## begin Extracted records
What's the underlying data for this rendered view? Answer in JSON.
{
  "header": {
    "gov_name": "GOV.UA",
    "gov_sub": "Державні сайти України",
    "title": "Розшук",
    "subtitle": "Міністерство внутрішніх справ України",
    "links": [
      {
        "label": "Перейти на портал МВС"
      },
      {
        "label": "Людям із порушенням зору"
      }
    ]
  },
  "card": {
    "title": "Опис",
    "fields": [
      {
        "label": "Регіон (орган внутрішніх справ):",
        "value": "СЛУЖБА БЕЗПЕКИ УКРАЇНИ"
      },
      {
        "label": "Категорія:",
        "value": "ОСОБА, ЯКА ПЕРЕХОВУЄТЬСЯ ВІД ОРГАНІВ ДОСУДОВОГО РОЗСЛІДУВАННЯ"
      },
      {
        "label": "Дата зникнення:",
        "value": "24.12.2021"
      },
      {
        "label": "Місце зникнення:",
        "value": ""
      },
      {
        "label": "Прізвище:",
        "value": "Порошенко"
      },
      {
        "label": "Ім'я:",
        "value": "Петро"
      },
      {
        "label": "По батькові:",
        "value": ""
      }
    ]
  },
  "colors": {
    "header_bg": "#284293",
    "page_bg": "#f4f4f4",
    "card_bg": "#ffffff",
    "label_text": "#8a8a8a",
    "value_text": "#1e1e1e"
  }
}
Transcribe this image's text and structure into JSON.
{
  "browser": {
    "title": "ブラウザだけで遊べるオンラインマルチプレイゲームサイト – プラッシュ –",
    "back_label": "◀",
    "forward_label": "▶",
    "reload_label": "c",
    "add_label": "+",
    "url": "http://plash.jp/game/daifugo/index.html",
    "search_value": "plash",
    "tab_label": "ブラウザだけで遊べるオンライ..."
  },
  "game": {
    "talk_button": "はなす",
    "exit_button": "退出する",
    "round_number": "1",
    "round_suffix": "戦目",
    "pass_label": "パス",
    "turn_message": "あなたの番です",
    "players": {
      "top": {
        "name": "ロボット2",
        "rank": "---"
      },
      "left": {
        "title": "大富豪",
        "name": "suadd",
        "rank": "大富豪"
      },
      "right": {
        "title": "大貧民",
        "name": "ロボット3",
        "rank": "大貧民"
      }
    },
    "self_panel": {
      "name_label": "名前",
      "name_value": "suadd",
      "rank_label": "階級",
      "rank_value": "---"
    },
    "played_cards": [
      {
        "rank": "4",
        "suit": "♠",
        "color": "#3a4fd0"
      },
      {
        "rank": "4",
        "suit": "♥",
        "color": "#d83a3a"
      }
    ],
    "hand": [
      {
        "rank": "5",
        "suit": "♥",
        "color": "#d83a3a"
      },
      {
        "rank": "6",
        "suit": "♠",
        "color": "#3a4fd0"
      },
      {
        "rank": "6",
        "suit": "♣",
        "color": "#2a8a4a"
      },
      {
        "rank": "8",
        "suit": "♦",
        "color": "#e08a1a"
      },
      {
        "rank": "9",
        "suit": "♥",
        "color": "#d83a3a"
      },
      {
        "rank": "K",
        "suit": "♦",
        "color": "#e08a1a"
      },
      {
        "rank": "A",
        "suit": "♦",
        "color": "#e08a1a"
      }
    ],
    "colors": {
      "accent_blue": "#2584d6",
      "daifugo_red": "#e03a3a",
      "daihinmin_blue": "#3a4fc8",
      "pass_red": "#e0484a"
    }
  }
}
## end Extracted records
What is expected: What is the number of lines that hold the string "зникнення"? Give it alone.

Exercise answer: 2